TASK TO CARRY OUT: Output exactly the lines that run from the line with "Output the text content of this document." to the end of the material, both ends included, and no other lines.

———

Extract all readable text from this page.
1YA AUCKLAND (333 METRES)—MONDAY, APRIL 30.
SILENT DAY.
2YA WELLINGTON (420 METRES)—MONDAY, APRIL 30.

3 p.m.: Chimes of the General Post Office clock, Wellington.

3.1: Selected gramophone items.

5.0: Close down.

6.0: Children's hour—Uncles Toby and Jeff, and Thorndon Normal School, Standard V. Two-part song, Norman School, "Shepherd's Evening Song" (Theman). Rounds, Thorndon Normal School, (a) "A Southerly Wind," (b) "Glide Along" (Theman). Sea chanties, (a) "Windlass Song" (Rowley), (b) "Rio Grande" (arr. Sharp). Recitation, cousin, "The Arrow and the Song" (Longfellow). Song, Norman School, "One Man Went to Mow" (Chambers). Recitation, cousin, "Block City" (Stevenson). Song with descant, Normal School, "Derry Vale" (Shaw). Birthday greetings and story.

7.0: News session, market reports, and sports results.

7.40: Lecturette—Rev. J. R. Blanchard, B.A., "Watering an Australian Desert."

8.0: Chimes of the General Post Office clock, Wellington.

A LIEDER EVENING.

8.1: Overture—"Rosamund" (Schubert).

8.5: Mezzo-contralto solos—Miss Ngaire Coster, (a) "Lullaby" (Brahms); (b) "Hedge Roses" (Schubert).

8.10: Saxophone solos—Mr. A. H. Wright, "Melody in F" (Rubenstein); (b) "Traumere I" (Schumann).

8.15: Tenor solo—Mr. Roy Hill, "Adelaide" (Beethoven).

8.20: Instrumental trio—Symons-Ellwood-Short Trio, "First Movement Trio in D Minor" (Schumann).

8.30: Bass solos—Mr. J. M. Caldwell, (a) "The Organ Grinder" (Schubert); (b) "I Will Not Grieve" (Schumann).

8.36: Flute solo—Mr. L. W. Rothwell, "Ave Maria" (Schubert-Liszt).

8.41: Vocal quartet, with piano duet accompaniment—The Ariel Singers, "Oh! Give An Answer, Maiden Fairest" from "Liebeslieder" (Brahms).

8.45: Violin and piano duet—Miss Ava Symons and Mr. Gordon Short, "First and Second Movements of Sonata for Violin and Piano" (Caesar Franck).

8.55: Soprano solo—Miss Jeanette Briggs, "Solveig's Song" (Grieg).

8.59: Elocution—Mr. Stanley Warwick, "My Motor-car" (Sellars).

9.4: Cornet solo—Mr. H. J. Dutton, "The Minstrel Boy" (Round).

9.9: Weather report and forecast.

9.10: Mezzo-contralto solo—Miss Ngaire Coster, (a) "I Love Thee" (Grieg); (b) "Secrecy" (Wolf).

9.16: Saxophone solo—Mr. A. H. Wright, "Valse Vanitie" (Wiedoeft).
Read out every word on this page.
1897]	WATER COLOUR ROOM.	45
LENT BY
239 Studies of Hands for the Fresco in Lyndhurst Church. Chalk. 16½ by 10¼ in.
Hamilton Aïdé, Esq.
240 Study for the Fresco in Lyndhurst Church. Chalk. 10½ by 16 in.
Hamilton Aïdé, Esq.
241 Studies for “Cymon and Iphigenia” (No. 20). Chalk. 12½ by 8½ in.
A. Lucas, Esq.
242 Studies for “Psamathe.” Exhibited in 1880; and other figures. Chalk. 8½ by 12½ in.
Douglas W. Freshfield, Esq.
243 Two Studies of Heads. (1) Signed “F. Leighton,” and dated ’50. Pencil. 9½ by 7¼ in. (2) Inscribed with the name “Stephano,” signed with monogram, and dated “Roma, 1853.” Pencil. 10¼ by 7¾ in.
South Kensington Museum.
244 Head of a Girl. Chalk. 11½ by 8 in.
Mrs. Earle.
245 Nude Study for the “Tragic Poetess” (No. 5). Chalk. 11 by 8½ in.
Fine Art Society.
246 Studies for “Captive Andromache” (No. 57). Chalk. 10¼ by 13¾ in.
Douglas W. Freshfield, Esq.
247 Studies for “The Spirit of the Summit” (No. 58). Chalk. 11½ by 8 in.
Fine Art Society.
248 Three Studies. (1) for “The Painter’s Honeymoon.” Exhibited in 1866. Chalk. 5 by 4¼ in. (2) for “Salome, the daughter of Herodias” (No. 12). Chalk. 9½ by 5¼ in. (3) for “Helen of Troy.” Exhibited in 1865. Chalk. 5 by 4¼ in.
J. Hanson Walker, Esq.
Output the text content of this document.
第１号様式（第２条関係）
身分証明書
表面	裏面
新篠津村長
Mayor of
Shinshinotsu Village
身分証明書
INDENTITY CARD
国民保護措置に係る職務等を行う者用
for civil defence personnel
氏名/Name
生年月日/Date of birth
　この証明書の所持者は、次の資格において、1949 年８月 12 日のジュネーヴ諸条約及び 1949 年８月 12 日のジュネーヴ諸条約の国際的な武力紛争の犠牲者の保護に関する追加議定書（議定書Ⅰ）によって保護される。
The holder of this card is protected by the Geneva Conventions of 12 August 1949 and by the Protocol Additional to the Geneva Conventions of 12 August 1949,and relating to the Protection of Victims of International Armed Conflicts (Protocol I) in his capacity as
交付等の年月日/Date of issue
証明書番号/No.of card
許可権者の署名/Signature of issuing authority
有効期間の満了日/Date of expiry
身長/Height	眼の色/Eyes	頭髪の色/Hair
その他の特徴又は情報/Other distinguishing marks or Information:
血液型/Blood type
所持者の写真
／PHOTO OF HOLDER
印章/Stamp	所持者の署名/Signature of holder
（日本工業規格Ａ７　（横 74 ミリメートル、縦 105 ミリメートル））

———

TASK RESPONSE:
Output the text content of this document.
第１号様式（第２条関係）
身分証明書
表面	裏面
新篠津村長
Mayor of
Shinshinotsu Village
身分証明書
INDENTITY CARD
国民保護措置に係る職務等を行う者用
for civil defence personnel
氏名/Name
生年月日/Date of birth
　この証明書の所持者は、次の資格において、1949 年８月 12 日のジュネーヴ諸条約及び 1949 年８月 12 日のジュネーヴ諸条約の国際的な武力紛争の犠牲者の保護に関する追加議定書（議定書Ⅰ）によって保護される。
The holder of this card is protected by the Geneva Conventions of 12 August 1949 and by the Protocol Additional to the Geneva Conventions of 12 August 1949,and relating to the Protection of Victims of International Armed Conflicts (Protocol I) in his capacity as
交付等の年月日/Date of issue
証明書番号/No.of card
許可権者の署名/Signature of issuing authority
有効期間の満了日/Date of expiry
身長/Height	眼の色/Eyes	頭髪の色/Hair
その他の特徴又は情報/Other distinguishing marks or Information:
血液型/Blood type
所持者の写真
／PHOTO OF HOLDER
印章/Stamp	所持者の署名/Signature of holder
（日本工業規格Ａ７　（横 74 ミリメートル、縦 105 ミリメートル））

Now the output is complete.